**Aim of the exercise**
Copy out the entries exactly, from the first line to the last.

**Data for this exercise**
## Begin
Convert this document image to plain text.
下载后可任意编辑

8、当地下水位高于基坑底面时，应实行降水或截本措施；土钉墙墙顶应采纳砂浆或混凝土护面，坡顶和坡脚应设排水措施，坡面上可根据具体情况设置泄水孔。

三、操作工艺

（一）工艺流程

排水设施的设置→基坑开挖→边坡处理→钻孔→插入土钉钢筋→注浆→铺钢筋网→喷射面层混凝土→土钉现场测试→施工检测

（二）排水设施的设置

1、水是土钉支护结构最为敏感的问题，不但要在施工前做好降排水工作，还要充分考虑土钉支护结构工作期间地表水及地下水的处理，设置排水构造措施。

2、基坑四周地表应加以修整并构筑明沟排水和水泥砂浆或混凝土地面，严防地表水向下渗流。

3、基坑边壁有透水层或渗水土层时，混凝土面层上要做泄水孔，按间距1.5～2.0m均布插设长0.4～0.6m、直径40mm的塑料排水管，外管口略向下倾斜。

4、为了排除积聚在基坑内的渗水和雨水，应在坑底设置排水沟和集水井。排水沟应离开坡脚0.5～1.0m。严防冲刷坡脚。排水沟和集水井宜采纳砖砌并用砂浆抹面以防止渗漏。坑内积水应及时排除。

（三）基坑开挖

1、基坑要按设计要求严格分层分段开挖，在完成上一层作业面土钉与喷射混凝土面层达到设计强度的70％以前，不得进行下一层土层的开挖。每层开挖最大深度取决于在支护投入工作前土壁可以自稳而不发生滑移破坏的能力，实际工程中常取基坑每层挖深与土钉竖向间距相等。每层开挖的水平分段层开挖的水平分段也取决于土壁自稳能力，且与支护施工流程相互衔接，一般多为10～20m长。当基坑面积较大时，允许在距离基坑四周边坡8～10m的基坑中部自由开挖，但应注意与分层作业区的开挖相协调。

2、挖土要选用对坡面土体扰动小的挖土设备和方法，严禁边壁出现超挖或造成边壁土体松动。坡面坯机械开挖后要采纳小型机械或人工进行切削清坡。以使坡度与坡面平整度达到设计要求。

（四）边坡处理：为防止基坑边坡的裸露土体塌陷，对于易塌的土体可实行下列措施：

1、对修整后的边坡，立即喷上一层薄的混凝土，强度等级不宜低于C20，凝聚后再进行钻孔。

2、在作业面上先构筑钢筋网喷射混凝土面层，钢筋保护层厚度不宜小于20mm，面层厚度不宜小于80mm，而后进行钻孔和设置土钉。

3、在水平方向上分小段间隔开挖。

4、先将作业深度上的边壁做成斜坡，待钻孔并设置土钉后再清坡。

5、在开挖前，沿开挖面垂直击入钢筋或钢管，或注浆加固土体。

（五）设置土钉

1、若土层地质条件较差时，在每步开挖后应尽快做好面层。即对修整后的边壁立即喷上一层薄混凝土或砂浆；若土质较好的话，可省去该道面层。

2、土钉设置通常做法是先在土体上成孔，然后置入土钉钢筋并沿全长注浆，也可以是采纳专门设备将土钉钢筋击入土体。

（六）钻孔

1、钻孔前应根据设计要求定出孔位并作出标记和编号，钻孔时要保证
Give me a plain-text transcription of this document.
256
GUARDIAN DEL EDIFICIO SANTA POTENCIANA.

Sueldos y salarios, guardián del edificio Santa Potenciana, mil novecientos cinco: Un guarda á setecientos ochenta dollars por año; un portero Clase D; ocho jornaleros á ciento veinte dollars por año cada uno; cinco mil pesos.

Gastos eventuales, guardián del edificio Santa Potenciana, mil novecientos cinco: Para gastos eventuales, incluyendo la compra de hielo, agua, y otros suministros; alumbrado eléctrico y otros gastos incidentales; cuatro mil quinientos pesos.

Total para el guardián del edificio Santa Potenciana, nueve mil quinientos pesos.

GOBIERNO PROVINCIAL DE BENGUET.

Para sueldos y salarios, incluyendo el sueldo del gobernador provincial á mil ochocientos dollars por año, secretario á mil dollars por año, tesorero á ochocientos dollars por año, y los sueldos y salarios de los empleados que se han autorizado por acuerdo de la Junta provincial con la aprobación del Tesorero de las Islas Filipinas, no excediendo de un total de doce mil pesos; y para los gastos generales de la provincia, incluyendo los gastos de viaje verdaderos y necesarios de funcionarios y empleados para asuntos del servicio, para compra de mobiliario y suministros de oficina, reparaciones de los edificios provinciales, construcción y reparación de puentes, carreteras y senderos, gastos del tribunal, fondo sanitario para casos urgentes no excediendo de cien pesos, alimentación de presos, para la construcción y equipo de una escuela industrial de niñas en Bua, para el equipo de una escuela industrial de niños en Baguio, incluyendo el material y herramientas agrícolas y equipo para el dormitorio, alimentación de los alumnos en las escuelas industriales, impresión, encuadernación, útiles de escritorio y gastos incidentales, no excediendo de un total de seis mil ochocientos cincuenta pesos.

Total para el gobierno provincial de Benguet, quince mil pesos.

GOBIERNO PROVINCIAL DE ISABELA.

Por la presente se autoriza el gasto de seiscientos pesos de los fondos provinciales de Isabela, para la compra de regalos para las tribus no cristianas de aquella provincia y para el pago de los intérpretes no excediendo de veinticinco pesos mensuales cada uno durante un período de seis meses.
## End
**Solution for this problem**
Convert this document image to plain text.
下载后可任意编辑

8、当地下水位高于基坑底面时，应实行降水或截本措施；土钉墙墙顶应采纳砂浆或混凝土护面，坡顶和坡脚应设排水措施，坡面上可根据具体情况设置泄水孔。

三、操作工艺

（一）工艺流程

排水设施的设置→基坑开挖→边坡处理→钻孔→插入土钉钢筋→注浆→铺钢筋网→喷射面层混凝土→土钉现场测试→施工检测

（二）排水设施的设置

1、水是土钉支护结构最为敏感的问题，不但要在施工前做好降排水工作，还要充分考虑土钉支护结构工作期间地表水及地下水的处理，设置排水构造措施。

2、基坑四周地表应加以修整并构筑明沟排水和水泥砂浆或混凝土地面，严防地表水向下渗流。

3、基坑边壁有透水层或渗水土层时，混凝土面层上要做泄水孔，按间距1.5～2.0m均布插设长0.4～0.6m、直径40mm的塑料排水管，外管口略向下倾斜。

4、为了排除积聚在基坑内的渗水和雨水，应在坑底设置排水沟和集水井。排水沟应离开坡脚0.5～1.0m。严防冲刷坡脚。排水沟和集水井宜采纳砖砌并用砂浆抹面以防止渗漏。坑内积水应及时排除。

（三）基坑开挖

1、基坑要按设计要求严格分层分段开挖，在完成上一层作业面土钉与喷射混凝土面层达到设计强度的70％以前，不得进行下一层土层的开挖。每层开挖最大深度取决于在支护投入工作前土壁可以自稳而不发生滑移破坏的能力，实际工程中常取基坑每层挖深与土钉竖向间距相等。每层开挖的水平分段层开挖的水平分段也取决于土壁自稳能力，且与支护施工流程相互衔接，一般多为10～20m长。当基坑面积较大时，允许在距离基坑四周边坡8～10m的基坑中部自由开挖，但应注意与分层作业区的开挖相协调。

2、挖土要选用对坡面土体扰动小的挖土设备和方法，严禁边壁出现超挖或造成边壁土体松动。坡面坯机械开挖后要采纳小型机械或人工进行切削清坡。以使坡度与坡面平整度达到设计要求。

（四）边坡处理：为防止基坑边坡的裸露土体塌陷，对于易塌的土体可实行下列措施：

1、对修整后的边坡，立即喷上一层薄的混凝土，强度等级不宜低于C20，凝聚后再进行钻孔。

2、在作业面上先构筑钢筋网喷射混凝土面层，钢筋保护层厚度不宜小于20mm，面层厚度不宜小于80mm，而后进行钻孔和设置土钉。

3、在水平方向上分小段间隔开挖。

4、先将作业深度上的边壁做成斜坡，待钻孔并设置土钉后再清坡。

5、在开挖前，沿开挖面垂直击入钢筋或钢管，或注浆加固土体。

（五）设置土钉

1、若土层地质条件较差时，在每步开挖后应尽快做好面层。即对修整后的边壁立即喷上一层薄混凝土或砂浆；若土质较好的话，可省去该道面层。

2、土钉设置通常做法是先在土体上成孔，然后置入土钉钢筋并沿全长注浆，也可以是采纳专门设备将土钉钢筋击入土体。

（六）钻孔

1、钻孔前应根据设计要求定出孔位并作出标记和编号，钻孔时要保证
Give me a plain-text transcription of this document.
256
GUARDIAN DEL EDIFICIO SANTA POTENCIANA.

Sueldos y salarios, guardián del edificio Santa Potenciana, mil novecientos cinco: Un guarda á setecientos ochenta dollars por año; un portero Clase D; ocho jornaleros á ciento veinte dollars por año cada uno; cinco mil pesos.

Gastos eventuales, guardián del edificio Santa Potenciana, mil novecientos cinco: Para gastos eventuales, incluyendo la compra de hielo, agua, y otros suministros; alumbrado eléctrico y otros gastos incidentales; cuatro mil quinientos pesos.

Total para el guardián del edificio Santa Potenciana, nueve mil quinientos pesos.

GOBIERNO PROVINCIAL DE BENGUET.

Para sueldos y salarios, incluyendo el sueldo del gobernador provincial á mil ochocientos dollars por año, secretario á mil dollars por año, tesorero á ochocientos dollars por año, y los sueldos y salarios de los empleados que se han autorizado por acuerdo de la Junta provincial con la aprobación del Tesorero de las Islas Filipinas, no excediendo de un total de doce mil pesos; y para los gastos generales de la provincia, incluyendo los gastos de viaje verdaderos y necesarios de funcionarios y empleados para asuntos del servicio, para compra de mobiliario y suministros de oficina, reparaciones de los edificios provinciales, construcción y reparación de puentes, carreteras y senderos, gastos del tribunal, fondo sanitario para casos urgentes no excediendo de cien pesos, alimentación de presos, para la construcción y equipo de una escuela industrial de niñas en Bua, para el equipo de una escuela industrial de niños en Baguio, incluyendo el material y herramientas agrícolas y equipo para el dormitorio, alimentación de los alumnos en las escuelas industriales, impresión, encuadernación, útiles de escritorio y gastos incidentales, no excediendo de un total de seis mil ochocientos cincuenta pesos.

Total para el gobierno provincial de Benguet, quince mil pesos.

GOBIERNO PROVINCIAL DE ISABELA.

Por la presente se autoriza el gasto de seiscientos pesos de los fondos provinciales de Isabela, para la compra de regalos para las tribus no cristianas de aquella provincia y para el pago de los intérpretes no excediendo de veinticinco pesos mensuales cada uno durante un período de seis meses.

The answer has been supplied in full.